→ **Exercise description**
Copy every line of the entries that includes the word "Dose".

** START OF Raw records **

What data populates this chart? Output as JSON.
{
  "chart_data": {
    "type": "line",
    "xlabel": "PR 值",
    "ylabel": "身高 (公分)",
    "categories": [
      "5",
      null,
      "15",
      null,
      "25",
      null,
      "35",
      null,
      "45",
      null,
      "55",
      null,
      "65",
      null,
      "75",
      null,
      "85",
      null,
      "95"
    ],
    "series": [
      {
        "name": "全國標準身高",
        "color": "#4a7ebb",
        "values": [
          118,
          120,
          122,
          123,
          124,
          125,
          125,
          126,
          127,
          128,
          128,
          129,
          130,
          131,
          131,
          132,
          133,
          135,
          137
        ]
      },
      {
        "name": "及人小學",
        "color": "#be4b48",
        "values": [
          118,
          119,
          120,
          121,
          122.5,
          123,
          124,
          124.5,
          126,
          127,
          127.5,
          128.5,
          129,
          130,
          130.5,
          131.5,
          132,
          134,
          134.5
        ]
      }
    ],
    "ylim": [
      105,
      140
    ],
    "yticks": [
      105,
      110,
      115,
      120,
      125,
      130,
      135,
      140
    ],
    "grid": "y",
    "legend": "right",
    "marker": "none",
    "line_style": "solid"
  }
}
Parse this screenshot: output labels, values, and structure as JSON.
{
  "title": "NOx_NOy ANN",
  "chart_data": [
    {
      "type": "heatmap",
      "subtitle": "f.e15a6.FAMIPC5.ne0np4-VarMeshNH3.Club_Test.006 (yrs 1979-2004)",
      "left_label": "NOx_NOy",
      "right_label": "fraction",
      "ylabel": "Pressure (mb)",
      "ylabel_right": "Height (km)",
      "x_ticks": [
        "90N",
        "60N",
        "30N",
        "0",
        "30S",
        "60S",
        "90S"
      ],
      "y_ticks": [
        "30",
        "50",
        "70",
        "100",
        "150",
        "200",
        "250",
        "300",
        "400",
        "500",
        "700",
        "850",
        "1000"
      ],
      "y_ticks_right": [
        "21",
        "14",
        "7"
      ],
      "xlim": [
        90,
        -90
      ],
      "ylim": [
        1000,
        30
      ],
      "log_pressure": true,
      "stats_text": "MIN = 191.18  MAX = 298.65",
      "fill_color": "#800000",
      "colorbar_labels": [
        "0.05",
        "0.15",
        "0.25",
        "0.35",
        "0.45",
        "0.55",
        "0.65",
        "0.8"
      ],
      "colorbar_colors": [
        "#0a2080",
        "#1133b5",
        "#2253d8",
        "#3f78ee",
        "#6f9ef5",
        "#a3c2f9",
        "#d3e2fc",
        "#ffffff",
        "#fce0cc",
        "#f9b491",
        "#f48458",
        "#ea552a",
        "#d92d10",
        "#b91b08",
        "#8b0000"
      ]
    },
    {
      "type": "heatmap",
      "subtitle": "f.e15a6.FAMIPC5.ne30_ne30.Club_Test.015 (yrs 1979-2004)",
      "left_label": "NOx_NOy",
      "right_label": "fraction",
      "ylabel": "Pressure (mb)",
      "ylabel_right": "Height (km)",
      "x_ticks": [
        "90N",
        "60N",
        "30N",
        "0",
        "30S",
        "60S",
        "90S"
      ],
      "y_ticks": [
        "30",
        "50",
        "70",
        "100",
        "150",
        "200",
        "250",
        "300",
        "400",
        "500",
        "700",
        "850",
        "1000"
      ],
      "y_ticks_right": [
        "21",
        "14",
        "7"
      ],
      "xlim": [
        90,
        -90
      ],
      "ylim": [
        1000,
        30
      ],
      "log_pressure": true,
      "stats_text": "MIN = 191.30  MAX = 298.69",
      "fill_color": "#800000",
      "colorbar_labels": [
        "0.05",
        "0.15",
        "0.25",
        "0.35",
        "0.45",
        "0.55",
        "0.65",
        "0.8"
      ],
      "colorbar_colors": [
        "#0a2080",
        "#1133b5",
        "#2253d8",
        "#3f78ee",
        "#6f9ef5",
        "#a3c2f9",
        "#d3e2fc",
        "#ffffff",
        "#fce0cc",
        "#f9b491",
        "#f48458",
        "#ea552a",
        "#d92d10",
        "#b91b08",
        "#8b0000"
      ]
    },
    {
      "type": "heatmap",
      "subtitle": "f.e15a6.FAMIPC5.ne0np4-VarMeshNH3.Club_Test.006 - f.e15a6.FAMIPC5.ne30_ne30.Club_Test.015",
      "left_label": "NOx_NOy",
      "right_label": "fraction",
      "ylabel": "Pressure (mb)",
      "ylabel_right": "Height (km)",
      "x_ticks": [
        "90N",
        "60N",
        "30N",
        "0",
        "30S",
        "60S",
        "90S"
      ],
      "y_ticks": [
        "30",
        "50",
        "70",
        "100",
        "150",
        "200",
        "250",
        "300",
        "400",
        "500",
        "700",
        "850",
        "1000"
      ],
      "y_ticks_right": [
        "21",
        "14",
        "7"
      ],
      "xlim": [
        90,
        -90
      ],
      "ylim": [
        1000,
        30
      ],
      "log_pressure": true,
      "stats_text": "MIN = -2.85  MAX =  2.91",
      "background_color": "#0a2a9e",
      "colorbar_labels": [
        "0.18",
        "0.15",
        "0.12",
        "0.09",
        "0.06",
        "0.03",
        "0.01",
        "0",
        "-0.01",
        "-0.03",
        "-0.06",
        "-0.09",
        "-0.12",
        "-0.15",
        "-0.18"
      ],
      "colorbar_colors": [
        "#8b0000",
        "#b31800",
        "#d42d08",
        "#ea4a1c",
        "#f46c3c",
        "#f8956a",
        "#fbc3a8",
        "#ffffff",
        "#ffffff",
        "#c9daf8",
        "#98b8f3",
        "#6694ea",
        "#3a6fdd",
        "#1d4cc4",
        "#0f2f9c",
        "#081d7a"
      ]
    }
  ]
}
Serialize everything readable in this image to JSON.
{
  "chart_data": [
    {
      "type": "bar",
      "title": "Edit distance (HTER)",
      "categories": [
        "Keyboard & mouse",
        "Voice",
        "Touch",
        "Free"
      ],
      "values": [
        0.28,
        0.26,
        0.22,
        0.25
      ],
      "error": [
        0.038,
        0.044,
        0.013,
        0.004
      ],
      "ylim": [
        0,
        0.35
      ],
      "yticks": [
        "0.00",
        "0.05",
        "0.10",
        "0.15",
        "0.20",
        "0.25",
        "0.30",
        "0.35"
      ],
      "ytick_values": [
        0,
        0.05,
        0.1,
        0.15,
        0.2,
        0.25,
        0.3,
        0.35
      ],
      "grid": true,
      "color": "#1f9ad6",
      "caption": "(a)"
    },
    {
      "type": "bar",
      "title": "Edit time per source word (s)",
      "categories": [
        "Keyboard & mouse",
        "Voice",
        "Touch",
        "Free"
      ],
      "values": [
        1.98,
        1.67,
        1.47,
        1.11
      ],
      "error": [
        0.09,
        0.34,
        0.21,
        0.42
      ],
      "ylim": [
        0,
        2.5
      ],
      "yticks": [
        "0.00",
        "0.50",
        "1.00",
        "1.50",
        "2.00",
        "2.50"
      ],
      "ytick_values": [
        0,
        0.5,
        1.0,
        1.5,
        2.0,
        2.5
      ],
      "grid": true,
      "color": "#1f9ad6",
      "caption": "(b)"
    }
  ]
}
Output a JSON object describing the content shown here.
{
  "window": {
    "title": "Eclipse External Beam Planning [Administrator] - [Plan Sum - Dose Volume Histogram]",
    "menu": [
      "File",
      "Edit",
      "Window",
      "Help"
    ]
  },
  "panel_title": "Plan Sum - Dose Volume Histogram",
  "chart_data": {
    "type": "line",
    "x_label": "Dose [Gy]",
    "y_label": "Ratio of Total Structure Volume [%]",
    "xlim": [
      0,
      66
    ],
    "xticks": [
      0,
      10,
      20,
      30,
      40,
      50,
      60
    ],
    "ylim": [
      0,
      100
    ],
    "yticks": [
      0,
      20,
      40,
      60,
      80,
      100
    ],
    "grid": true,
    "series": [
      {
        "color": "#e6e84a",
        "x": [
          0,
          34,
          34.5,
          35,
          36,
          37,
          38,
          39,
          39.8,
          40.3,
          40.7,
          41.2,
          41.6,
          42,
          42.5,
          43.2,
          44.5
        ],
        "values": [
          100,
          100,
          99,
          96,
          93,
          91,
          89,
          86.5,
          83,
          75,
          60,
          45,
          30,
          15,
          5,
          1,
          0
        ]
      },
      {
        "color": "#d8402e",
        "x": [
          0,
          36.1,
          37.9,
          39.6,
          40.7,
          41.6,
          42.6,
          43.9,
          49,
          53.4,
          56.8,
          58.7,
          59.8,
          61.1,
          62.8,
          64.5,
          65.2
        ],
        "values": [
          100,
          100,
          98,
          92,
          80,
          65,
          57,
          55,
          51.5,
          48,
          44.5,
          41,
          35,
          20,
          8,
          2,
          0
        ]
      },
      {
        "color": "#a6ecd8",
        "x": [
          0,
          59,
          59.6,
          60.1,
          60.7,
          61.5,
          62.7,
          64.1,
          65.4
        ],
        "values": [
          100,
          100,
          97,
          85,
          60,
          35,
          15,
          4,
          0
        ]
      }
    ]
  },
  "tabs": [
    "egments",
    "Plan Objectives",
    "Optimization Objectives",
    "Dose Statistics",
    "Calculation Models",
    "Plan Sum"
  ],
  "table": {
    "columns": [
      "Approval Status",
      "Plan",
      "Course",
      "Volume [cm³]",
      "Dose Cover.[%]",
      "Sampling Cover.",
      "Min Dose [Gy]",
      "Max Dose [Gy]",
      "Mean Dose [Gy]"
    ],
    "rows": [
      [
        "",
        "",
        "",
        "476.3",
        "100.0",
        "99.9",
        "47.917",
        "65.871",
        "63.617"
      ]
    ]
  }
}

** END OF Raw records **

→ **Solved exercise**
    "title": "Eclipse External Beam Planning [Administrator] - [Plan Sum - Dose Volume Histogram]",
  "panel_title": "Plan Sum - Dose Volume Histogram",
    "x_label": "Dose [Gy]",
    "Dose Statistics",
      "Dose Cover.[%]",
      "Min Dose [Gy]",
      "Max Dose [Gy]",
      "Mean Dose [Gy]"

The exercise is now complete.